### Directive
Tally every line of the listing below that holds "eder", then give the tally alone.

### Items
<<<<

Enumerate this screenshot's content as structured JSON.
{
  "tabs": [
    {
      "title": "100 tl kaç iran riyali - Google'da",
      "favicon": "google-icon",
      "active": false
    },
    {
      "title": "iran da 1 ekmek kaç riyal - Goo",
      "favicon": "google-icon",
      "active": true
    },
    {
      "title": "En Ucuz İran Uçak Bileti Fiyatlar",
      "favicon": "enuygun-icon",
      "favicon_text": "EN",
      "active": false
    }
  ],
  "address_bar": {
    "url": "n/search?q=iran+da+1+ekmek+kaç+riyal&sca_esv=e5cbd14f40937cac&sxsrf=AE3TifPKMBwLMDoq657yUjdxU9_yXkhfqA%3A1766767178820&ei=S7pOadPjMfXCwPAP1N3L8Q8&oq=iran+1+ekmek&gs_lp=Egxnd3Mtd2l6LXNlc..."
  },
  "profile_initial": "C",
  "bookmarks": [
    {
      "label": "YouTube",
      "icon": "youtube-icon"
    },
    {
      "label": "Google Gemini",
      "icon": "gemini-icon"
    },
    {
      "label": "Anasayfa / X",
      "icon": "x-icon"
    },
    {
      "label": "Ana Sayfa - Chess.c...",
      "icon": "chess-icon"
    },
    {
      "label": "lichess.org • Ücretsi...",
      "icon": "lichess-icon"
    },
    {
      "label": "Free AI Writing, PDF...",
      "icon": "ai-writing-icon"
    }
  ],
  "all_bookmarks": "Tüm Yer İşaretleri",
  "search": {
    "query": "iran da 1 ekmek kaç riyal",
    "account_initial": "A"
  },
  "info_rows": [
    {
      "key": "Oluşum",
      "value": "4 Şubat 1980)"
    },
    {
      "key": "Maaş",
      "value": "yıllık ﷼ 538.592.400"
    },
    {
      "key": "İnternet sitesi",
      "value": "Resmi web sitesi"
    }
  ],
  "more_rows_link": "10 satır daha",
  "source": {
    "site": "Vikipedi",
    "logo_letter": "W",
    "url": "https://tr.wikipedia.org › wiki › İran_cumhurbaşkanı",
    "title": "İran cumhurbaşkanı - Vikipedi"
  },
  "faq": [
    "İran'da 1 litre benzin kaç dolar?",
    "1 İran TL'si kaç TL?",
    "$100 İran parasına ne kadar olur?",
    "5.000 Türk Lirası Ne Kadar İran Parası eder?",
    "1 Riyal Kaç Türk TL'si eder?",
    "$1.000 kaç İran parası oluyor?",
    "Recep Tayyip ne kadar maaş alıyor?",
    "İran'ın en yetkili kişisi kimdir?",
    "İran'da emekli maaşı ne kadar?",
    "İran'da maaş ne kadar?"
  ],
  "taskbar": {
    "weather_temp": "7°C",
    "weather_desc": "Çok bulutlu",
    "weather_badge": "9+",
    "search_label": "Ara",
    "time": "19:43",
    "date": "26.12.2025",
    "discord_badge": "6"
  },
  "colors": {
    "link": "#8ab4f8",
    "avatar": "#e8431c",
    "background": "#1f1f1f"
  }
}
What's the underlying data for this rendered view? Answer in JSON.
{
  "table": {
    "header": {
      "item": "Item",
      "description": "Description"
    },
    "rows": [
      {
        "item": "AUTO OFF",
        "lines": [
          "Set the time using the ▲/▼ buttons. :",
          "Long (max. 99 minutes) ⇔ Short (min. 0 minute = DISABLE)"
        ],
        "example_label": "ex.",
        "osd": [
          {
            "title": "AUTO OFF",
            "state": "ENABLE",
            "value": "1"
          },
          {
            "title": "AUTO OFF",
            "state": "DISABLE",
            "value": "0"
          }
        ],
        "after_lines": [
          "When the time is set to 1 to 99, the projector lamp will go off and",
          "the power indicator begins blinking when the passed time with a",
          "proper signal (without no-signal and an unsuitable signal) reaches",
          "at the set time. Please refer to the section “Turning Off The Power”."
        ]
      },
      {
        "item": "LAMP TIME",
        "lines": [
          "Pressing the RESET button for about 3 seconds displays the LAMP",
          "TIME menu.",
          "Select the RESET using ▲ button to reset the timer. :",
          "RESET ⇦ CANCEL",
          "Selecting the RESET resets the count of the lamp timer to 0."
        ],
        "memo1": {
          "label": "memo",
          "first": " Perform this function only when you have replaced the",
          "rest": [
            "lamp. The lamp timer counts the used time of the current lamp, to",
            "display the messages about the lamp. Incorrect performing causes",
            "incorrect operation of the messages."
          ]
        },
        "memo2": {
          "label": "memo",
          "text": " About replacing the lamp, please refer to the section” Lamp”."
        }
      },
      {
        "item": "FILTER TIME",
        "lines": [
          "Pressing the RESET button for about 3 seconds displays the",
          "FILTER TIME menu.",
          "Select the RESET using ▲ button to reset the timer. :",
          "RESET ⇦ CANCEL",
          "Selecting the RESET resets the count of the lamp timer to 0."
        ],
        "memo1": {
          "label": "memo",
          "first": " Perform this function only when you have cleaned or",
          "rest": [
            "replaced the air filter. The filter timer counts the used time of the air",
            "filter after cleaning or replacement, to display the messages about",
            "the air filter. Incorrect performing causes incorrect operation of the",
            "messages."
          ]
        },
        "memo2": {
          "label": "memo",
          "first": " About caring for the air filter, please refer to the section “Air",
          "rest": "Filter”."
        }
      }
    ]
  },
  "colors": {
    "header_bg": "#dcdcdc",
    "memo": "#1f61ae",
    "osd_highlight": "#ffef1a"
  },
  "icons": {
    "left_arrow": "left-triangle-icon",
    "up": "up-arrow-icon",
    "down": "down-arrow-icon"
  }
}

>>>>

### Solution to this exercise
2